Aim of the exercise:
Gather all lines from the material that contain "подпункт".

(Collected data entries)

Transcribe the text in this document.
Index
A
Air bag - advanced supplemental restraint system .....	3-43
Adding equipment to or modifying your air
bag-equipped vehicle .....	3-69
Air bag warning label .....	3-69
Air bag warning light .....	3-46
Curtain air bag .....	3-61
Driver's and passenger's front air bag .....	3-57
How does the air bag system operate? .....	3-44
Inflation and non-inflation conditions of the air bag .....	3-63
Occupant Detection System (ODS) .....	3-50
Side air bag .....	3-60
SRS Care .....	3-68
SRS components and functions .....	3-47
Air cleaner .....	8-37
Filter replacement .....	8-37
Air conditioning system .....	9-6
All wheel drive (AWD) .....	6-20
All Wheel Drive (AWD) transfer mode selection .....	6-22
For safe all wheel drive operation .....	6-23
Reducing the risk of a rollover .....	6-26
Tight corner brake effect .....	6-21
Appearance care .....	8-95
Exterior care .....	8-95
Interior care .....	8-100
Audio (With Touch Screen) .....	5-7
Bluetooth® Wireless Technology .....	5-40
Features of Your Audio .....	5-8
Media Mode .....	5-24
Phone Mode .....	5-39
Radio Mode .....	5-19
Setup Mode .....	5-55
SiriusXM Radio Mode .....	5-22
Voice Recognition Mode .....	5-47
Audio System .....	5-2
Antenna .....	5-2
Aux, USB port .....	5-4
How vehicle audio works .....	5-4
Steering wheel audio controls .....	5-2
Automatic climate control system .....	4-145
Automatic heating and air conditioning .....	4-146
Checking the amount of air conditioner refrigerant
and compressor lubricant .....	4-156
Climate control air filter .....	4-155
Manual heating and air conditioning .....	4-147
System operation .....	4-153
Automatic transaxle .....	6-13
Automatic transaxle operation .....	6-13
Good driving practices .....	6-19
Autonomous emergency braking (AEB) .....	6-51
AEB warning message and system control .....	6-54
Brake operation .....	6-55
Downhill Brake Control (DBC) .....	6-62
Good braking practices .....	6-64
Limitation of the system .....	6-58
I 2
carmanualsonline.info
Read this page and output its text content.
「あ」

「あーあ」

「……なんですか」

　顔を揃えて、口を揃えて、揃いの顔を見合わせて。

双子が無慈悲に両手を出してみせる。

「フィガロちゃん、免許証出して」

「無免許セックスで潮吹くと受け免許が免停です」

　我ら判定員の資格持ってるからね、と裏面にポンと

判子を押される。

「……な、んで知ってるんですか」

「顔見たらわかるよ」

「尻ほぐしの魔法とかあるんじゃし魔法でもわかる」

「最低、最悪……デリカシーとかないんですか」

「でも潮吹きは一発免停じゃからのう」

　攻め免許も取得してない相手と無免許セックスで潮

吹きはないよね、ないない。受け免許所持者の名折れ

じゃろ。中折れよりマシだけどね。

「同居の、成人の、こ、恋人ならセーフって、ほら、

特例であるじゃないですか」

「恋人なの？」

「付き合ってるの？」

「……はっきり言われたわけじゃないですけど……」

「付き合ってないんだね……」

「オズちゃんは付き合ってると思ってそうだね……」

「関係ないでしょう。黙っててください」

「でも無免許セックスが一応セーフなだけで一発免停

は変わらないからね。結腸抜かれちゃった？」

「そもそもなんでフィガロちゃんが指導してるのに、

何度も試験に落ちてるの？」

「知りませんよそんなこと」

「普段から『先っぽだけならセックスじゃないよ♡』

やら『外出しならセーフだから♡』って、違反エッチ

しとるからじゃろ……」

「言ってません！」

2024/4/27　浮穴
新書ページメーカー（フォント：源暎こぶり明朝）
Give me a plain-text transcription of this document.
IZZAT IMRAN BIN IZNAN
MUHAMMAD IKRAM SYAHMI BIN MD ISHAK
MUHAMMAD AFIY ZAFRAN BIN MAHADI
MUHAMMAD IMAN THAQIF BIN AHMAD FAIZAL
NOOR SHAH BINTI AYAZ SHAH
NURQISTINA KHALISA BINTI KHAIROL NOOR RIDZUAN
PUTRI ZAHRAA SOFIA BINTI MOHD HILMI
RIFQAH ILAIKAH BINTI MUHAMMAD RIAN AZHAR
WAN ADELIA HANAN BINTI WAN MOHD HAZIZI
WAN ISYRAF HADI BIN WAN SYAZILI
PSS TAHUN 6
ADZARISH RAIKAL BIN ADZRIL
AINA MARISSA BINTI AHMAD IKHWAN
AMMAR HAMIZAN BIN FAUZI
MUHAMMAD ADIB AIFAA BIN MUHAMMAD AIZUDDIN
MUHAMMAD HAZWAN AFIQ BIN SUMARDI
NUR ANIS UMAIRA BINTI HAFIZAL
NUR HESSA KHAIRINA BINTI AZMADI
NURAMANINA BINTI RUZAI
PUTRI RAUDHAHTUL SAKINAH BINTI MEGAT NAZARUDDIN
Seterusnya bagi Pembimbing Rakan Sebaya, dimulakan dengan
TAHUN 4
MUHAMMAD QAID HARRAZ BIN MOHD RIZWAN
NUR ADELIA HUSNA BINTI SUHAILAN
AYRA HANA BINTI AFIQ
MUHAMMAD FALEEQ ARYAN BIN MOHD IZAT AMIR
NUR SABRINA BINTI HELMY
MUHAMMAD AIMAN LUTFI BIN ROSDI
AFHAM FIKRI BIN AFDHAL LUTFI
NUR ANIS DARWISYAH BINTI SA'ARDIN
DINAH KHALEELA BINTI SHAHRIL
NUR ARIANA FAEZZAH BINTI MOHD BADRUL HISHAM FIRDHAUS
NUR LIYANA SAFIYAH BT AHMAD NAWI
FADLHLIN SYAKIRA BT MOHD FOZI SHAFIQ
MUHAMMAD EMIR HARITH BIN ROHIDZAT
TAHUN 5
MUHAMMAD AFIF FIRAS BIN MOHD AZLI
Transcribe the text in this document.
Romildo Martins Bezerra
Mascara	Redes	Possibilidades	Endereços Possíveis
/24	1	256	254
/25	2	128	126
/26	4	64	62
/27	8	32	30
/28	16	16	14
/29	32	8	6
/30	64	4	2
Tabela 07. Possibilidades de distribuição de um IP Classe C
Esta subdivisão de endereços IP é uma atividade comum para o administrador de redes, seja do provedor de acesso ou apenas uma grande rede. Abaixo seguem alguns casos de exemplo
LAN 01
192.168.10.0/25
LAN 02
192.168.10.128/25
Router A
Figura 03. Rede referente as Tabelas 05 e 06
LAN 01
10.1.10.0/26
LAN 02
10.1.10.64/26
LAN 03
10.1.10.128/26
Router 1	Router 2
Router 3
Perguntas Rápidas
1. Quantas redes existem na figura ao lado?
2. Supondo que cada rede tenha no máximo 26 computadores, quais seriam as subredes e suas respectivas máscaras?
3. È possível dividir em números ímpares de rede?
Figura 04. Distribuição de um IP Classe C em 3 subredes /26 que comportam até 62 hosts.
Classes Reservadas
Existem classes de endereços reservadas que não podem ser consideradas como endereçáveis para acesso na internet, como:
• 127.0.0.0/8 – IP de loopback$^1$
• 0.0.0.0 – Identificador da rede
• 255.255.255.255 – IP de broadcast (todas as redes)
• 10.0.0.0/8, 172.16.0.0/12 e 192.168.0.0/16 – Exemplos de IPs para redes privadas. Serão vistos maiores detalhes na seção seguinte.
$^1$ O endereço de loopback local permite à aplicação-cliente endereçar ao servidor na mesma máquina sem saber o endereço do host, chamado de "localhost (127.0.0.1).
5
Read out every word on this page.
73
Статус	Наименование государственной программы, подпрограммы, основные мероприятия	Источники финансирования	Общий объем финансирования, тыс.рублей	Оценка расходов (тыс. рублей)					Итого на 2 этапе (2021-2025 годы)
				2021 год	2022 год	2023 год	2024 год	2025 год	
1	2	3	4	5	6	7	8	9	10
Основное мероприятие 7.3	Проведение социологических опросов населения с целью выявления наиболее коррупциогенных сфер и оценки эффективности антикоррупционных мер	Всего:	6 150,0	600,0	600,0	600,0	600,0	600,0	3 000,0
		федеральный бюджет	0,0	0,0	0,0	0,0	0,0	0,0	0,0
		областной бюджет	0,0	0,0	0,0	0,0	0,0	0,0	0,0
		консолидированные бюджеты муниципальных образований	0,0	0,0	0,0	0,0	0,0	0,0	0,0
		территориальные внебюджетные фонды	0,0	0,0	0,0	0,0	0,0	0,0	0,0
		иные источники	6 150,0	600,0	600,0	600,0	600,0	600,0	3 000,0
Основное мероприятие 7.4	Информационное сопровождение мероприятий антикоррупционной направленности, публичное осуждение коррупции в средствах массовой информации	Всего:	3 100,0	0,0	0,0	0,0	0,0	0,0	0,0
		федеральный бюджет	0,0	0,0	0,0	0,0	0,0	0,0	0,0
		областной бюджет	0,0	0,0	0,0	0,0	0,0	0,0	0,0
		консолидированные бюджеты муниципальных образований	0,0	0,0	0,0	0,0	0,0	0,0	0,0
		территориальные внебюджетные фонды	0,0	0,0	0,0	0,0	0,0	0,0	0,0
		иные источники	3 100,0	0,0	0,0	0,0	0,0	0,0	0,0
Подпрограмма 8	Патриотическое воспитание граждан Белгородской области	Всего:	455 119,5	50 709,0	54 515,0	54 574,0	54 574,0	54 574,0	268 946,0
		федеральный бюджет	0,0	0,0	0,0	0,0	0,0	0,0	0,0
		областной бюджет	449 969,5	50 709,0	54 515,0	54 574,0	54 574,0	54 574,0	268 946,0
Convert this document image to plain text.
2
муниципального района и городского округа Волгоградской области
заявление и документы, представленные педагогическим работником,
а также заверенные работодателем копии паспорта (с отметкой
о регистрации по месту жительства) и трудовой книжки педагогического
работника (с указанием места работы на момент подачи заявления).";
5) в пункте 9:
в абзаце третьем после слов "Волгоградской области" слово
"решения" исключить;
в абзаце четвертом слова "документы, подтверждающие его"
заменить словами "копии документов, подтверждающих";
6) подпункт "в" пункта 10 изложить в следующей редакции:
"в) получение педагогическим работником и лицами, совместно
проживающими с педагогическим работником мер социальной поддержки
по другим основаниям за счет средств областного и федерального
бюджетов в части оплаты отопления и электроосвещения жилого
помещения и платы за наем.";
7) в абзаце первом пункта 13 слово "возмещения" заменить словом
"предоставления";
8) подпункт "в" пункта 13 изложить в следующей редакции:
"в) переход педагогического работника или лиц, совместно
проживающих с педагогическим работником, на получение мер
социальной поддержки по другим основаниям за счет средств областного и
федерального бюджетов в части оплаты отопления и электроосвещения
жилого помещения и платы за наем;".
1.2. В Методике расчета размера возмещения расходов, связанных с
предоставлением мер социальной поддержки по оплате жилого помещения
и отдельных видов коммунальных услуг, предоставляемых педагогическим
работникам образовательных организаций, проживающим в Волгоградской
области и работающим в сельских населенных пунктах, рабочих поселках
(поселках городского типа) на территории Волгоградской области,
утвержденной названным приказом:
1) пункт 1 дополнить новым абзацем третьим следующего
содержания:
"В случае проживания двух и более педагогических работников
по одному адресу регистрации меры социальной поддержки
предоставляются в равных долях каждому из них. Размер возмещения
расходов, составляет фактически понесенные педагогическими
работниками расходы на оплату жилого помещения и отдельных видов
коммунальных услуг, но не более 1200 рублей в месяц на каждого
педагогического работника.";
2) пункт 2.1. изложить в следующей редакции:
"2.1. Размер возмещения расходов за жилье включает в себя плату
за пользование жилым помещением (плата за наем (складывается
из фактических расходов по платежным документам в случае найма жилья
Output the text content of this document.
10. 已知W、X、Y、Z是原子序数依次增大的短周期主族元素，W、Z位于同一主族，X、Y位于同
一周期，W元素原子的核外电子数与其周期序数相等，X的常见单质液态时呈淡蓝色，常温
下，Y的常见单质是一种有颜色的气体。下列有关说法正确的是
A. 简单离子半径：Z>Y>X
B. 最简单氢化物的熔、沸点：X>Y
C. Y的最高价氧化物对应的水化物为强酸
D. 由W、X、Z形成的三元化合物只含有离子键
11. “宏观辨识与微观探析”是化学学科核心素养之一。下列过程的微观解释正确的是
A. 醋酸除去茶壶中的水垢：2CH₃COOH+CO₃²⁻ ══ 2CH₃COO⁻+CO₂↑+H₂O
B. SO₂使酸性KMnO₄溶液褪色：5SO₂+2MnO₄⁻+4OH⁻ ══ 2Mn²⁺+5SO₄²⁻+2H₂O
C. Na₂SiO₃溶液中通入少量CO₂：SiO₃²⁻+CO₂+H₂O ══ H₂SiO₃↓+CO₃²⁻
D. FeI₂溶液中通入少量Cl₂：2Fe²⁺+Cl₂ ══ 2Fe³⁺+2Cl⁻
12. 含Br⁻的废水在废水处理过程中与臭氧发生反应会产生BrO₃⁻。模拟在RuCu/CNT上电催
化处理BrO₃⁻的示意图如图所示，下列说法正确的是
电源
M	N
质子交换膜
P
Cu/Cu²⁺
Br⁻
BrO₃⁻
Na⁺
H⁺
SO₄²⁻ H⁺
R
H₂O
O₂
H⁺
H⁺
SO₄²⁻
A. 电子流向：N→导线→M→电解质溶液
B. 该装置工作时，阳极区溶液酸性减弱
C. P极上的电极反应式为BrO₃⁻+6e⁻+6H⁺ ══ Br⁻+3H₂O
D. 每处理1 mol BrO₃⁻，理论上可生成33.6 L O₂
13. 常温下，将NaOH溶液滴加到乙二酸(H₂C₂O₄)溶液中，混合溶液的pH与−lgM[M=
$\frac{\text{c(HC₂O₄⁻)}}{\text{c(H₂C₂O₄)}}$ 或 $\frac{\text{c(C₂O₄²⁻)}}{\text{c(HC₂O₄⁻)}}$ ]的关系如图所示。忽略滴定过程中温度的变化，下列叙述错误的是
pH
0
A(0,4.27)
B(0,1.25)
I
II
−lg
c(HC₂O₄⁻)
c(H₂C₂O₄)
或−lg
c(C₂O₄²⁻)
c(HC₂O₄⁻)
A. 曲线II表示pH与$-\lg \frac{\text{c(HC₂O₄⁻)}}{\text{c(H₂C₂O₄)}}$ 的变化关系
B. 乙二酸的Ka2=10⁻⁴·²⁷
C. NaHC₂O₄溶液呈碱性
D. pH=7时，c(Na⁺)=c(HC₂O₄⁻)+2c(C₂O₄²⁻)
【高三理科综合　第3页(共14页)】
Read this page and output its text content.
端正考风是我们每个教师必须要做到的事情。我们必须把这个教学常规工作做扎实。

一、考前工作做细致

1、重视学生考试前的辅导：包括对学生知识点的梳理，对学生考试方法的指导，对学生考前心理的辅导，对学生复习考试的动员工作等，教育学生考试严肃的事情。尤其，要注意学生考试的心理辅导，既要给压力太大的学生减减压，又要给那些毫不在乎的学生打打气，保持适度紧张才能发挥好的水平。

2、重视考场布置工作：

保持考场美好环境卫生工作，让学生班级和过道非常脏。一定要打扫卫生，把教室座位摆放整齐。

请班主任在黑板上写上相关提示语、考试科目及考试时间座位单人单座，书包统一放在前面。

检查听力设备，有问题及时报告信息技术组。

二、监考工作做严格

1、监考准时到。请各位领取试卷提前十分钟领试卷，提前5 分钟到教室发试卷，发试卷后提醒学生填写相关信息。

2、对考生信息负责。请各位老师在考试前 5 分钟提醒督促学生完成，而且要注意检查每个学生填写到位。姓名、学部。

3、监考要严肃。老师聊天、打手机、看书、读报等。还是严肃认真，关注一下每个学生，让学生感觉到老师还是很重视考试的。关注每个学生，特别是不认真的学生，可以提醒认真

Result of this exercise:
6) подпункт "в" пункта 10 изложить в следующей редакции:
8) подпункт "в" пункта 13 изложить в следующей редакции:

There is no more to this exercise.